Please give back every one of the rows below line for line, without changing anything, and leave the pictures out of your answer.

++++++++

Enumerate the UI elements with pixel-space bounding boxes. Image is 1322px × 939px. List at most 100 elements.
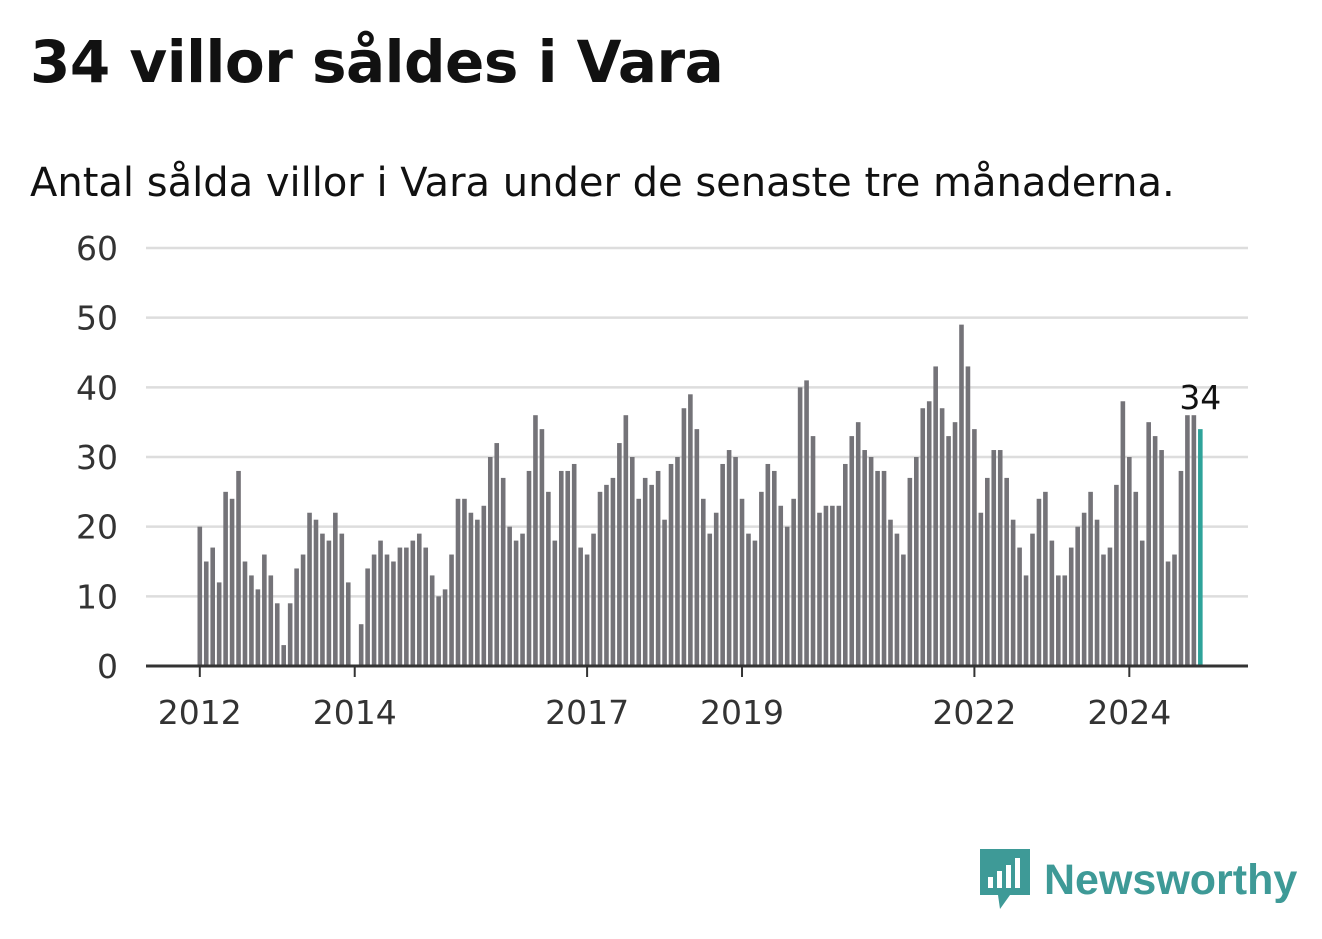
- bar: [1094, 519, 1100, 666]
- bar: [1062, 575, 1068, 666]
- newsworthy-logo-icon: [980, 849, 1030, 909]
- bar: [623, 415, 629, 666]
- bar: [881, 470, 887, 666]
- bar: [520, 533, 525, 666]
- bar: [700, 498, 706, 666]
- bar: [1178, 470, 1184, 666]
- bar: [733, 457, 738, 666]
- bar: [558, 470, 564, 666]
- bar: [985, 477, 990, 666]
- bar: [797, 387, 803, 666]
- y-tick-label: 50: [76, 299, 118, 338]
- bar: [436, 596, 441, 666]
- x-tick-label: 2017: [545, 693, 629, 732]
- bar: [345, 582, 351, 666]
- bar: [726, 450, 732, 666]
- bar: [1030, 533, 1035, 666]
- bar: [901, 554, 906, 666]
- bar: [868, 457, 874, 666]
- bar: [952, 422, 958, 666]
- bar: [849, 436, 855, 666]
- bar: [810, 436, 816, 666]
- bar: [475, 519, 480, 666]
- bar: [371, 554, 377, 666]
- bar: [1185, 415, 1190, 666]
- bar: [739, 498, 745, 666]
- bar: [1191, 415, 1197, 666]
- bar: [765, 463, 771, 666]
- bar: [539, 429, 545, 666]
- bar: [429, 575, 435, 666]
- bar: [888, 519, 893, 666]
- bar: [294, 568, 299, 666]
- chart-subtitle: Antal sålda villor i Vara under de senas…: [30, 160, 1175, 206]
- bar: [920, 408, 926, 666]
- bar: [1088, 491, 1093, 666]
- x-tick-label: 2022: [932, 693, 1016, 732]
- bar: [249, 575, 254, 666]
- bar: [1139, 540, 1145, 666]
- bar: [423, 547, 429, 666]
- bar: [823, 505, 829, 666]
- bar: [855, 422, 861, 666]
- y-tick-label: 10: [76, 577, 118, 616]
- bar: [468, 512, 474, 666]
- bar: [552, 540, 558, 666]
- bar: [1043, 491, 1048, 666]
- bar: [442, 589, 448, 666]
- bar: [926, 401, 932, 666]
- bar: [830, 505, 835, 666]
- bar: [778, 505, 784, 666]
- y-tick-label: 40: [76, 368, 118, 407]
- bar: [1133, 491, 1139, 666]
- bar: [617, 443, 622, 666]
- x-tick-label: 2012: [158, 693, 242, 732]
- bar: [914, 457, 919, 666]
- bar: [991, 450, 997, 666]
- bar: [565, 470, 571, 666]
- bars: [197, 324, 1203, 666]
- bar: [746, 533, 751, 666]
- bar: [933, 366, 938, 666]
- brand-logo: Newsworthy: [980, 848, 1297, 912]
- bar: [597, 491, 603, 666]
- bar: [1010, 519, 1016, 666]
- bar: [610, 477, 616, 666]
- bar: [946, 436, 951, 666]
- bar: [1075, 526, 1080, 666]
- bar: [481, 505, 487, 666]
- bar: [1146, 422, 1151, 666]
- latest-value-label: 34: [1179, 378, 1221, 417]
- bar: [752, 540, 758, 666]
- bar: [242, 561, 248, 666]
- annotations: 34: [1179, 378, 1221, 417]
- bar: [817, 512, 822, 666]
- x-axis-labels: 2012 2014 2017 2019 2022 2024: [158, 693, 1172, 732]
- bar: [836, 505, 842, 666]
- bar: [894, 533, 900, 666]
- bar: [378, 540, 383, 666]
- bar: [281, 645, 287, 666]
- bar: [1004, 477, 1009, 666]
- bar: [1049, 540, 1055, 666]
- bar: [268, 575, 274, 666]
- chart-title: 34 villor såldes i Vara: [30, 28, 724, 96]
- bar: [339, 533, 345, 666]
- bar: [358, 624, 364, 666]
- bar: [771, 470, 777, 666]
- bar: [662, 519, 667, 666]
- y-tick-label: 0: [97, 647, 118, 686]
- bar: [404, 547, 409, 666]
- bar: [655, 470, 661, 666]
- y-tick-label: 20: [76, 508, 118, 547]
- bar: [759, 491, 764, 666]
- x-tick-label: 2019: [700, 693, 784, 732]
- bar: [875, 470, 880, 666]
- bar: [526, 470, 532, 666]
- bar: [546, 491, 551, 666]
- bar: [784, 526, 790, 666]
- bar: [843, 463, 848, 666]
- bar: [584, 554, 590, 666]
- bar: [494, 443, 500, 666]
- bar: [997, 450, 1003, 666]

++++++++

**ANSWER IN FULL**
Enumerate the UI elements with pixel-space bounding boxes. Image is 1322px × 939px. List at most 100 elements.
- bar: [1094, 519, 1100, 666]
- bar: [1062, 575, 1068, 666]
- newsworthy-logo-icon: [980, 849, 1030, 909]
- bar: [623, 415, 629, 666]
- bar: [881, 470, 887, 666]
- bar: [520, 533, 525, 666]
- bar: [700, 498, 706, 666]
- bar: [1178, 470, 1184, 666]
- bar: [733, 457, 738, 666]
- bar: [558, 470, 564, 666]
- bar: [985, 477, 990, 666]
- bar: [797, 387, 803, 666]
- y-tick-label: 50: [76, 299, 118, 338]
- bar: [436, 596, 441, 666]
- x-tick-label: 2017: [545, 693, 629, 732]
- bar: [345, 582, 351, 666]
- bar: [726, 450, 732, 666]
- bar: [1030, 533, 1035, 666]
- bar: [901, 554, 906, 666]
- bar: [868, 457, 874, 666]
- bar: [952, 422, 958, 666]
- bar: [849, 436, 855, 666]
- bar: [810, 436, 816, 666]
- bar: [475, 519, 480, 666]
- bar: [371, 554, 377, 666]
- bar: [1185, 415, 1190, 666]
- bar: [739, 498, 745, 666]
- bar: [1191, 415, 1197, 666]
- bar: [765, 463, 771, 666]
- bar: [539, 429, 545, 666]
- bar: [429, 575, 435, 666]
- bar: [888, 519, 893, 666]
- bar: [294, 568, 299, 666]
- chart-subtitle: Antal sålda villor i Vara under de senas…: [30, 160, 1175, 206]
- bar: [920, 408, 926, 666]
- bar: [1088, 491, 1093, 666]
- x-tick-label: 2022: [932, 693, 1016, 732]
- bar: [249, 575, 254, 666]
- bar: [1139, 540, 1145, 666]
- bar: [423, 547, 429, 666]
- bar: [823, 505, 829, 666]
- bar: [855, 422, 861, 666]
- y-tick-label: 10: [76, 577, 118, 616]
- bar: [468, 512, 474, 666]
- bar: [552, 540, 558, 666]
- bar: [1043, 491, 1048, 666]
- bar: [442, 589, 448, 666]
- bar: [926, 401, 932, 666]
- bar: [830, 505, 835, 666]
- bar: [778, 505, 784, 666]
- y-tick-label: 40: [76, 368, 118, 407]
- bar: [1133, 491, 1139, 666]
- bar: [617, 443, 622, 666]
- x-tick-label: 2012: [158, 693, 242, 732]
- bar: [914, 457, 919, 666]
- bar: [991, 450, 997, 666]
- bar: [565, 470, 571, 666]
- bars: [197, 324, 1203, 666]
- bar: [746, 533, 751, 666]
- bar: [933, 366, 938, 666]
- brand-logo: Newsworthy: [980, 848, 1297, 912]
- bar: [597, 491, 603, 666]
- bar: [1010, 519, 1016, 666]
- bar: [610, 477, 616, 666]
- bar: [946, 436, 951, 666]
- bar: [1075, 526, 1080, 666]
- bar: [481, 505, 487, 666]
- bar: [1146, 422, 1151, 666]
- latest-value-label: 34: [1179, 378, 1221, 417]
- bar: [752, 540, 758, 666]
- bar: [242, 561, 248, 666]
- annotations: 34: [1179, 378, 1221, 417]
- bar: [817, 512, 822, 666]
- x-axis-labels: 2012 2014 2017 2019 2022 2024: [158, 693, 1172, 732]
- bar: [836, 505, 842, 666]
- bar: [894, 533, 900, 666]
- bar: [378, 540, 383, 666]
- bar: [281, 645, 287, 666]
- bar: [1004, 477, 1009, 666]
- bar: [1049, 540, 1055, 666]
- bar: [268, 575, 274, 666]
- chart-title: 34 villor såldes i Vara: [30, 28, 724, 96]
- bar: [339, 533, 345, 666]
- bar: [358, 624, 364, 666]
- bar: [771, 470, 777, 666]
- bar: [662, 519, 667, 666]
- y-tick-label: 0: [97, 647, 118, 686]
- bar: [404, 547, 409, 666]
- bar: [655, 470, 661, 666]
- y-tick-label: 20: [76, 508, 118, 547]
- bar: [759, 491, 764, 666]
- x-tick-label: 2019: [700, 693, 784, 732]
- bar: [875, 470, 880, 666]
- bar: [526, 470, 532, 666]
- bar: [546, 491, 551, 666]
- bar: [784, 526, 790, 666]
- bar: [843, 463, 848, 666]
- bar: [584, 554, 590, 666]
- bar: [494, 443, 500, 666]
- bar: [997, 450, 1003, 666]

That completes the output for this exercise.